§ Records to use
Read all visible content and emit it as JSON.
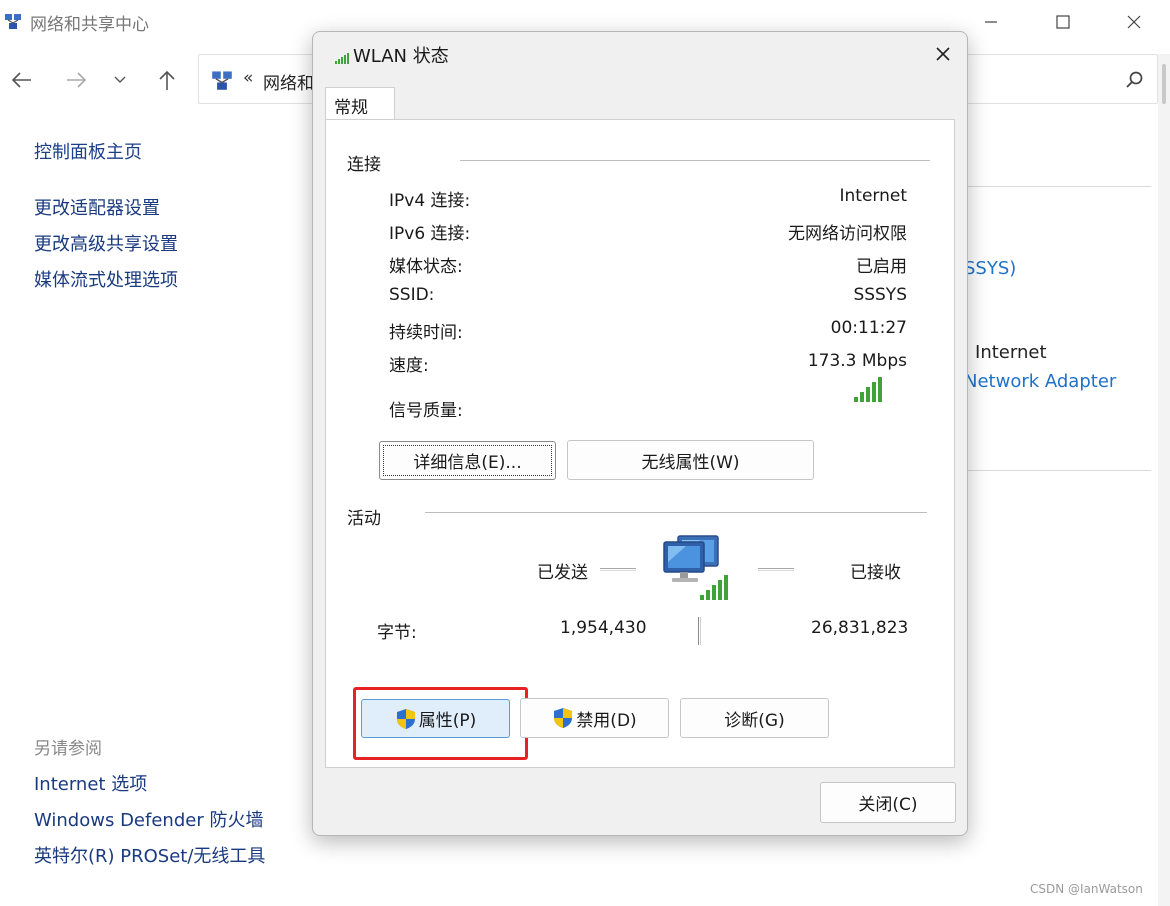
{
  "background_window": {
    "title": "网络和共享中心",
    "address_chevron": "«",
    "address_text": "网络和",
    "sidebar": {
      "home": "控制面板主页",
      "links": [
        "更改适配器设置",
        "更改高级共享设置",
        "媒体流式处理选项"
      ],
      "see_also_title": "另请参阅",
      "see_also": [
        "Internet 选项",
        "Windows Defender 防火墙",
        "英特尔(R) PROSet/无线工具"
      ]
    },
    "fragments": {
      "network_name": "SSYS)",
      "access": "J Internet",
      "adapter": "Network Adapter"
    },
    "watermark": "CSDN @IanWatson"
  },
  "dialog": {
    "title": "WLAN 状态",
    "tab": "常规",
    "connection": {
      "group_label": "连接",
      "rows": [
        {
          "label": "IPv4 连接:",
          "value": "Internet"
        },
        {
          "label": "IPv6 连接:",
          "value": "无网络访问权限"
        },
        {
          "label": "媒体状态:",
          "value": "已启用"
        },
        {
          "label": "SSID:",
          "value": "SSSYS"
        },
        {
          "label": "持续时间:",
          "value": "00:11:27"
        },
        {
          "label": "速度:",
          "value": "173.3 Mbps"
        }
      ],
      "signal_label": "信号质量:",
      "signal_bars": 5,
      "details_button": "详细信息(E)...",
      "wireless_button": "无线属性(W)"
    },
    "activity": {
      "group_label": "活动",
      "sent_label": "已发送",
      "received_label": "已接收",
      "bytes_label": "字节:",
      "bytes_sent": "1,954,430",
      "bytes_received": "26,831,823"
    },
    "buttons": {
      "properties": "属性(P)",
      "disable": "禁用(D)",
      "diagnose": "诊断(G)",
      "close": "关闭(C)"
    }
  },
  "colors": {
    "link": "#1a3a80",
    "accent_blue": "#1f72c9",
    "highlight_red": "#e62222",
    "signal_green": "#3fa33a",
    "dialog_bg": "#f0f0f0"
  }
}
...
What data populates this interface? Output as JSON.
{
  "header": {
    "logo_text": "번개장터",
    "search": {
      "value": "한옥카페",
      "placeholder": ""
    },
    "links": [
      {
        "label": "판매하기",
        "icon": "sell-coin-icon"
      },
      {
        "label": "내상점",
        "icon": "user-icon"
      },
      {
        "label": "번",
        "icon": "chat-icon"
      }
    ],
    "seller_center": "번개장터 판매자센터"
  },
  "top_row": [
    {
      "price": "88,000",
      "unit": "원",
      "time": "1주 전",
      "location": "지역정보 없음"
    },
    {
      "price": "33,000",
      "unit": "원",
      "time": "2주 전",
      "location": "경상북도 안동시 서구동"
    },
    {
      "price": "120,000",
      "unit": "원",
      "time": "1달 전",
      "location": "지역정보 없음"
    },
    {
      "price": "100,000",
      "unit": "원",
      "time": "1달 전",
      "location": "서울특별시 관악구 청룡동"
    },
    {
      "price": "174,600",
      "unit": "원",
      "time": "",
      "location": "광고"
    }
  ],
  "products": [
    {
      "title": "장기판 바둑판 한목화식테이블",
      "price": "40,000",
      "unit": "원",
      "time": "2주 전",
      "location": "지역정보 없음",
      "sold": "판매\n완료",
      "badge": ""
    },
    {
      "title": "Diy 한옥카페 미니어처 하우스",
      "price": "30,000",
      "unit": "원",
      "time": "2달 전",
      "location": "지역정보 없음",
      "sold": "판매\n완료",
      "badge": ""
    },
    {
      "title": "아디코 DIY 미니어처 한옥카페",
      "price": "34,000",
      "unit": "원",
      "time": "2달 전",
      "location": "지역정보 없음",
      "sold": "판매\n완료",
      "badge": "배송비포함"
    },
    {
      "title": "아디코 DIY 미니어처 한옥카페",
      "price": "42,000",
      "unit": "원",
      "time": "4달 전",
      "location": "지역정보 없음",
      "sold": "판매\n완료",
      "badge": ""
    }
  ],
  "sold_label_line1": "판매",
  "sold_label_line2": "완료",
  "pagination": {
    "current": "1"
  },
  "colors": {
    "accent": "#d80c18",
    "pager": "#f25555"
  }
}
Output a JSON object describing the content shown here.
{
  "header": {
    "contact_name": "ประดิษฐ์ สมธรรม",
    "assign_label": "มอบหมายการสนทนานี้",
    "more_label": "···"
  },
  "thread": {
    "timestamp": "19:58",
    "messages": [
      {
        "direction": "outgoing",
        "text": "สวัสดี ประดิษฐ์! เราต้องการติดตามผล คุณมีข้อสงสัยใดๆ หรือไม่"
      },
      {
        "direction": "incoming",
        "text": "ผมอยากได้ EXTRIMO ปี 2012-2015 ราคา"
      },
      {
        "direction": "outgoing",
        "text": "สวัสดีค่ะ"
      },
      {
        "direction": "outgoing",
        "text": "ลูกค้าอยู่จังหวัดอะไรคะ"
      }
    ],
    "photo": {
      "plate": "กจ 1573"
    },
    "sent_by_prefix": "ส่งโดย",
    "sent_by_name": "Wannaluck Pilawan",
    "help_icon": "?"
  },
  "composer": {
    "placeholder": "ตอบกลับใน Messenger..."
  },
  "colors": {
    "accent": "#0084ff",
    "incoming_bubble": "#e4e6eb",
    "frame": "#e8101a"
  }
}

§ Stated exercise
Within the listing, how many lines hold the word "content"? Only the number is to be given.

§ Right answer
2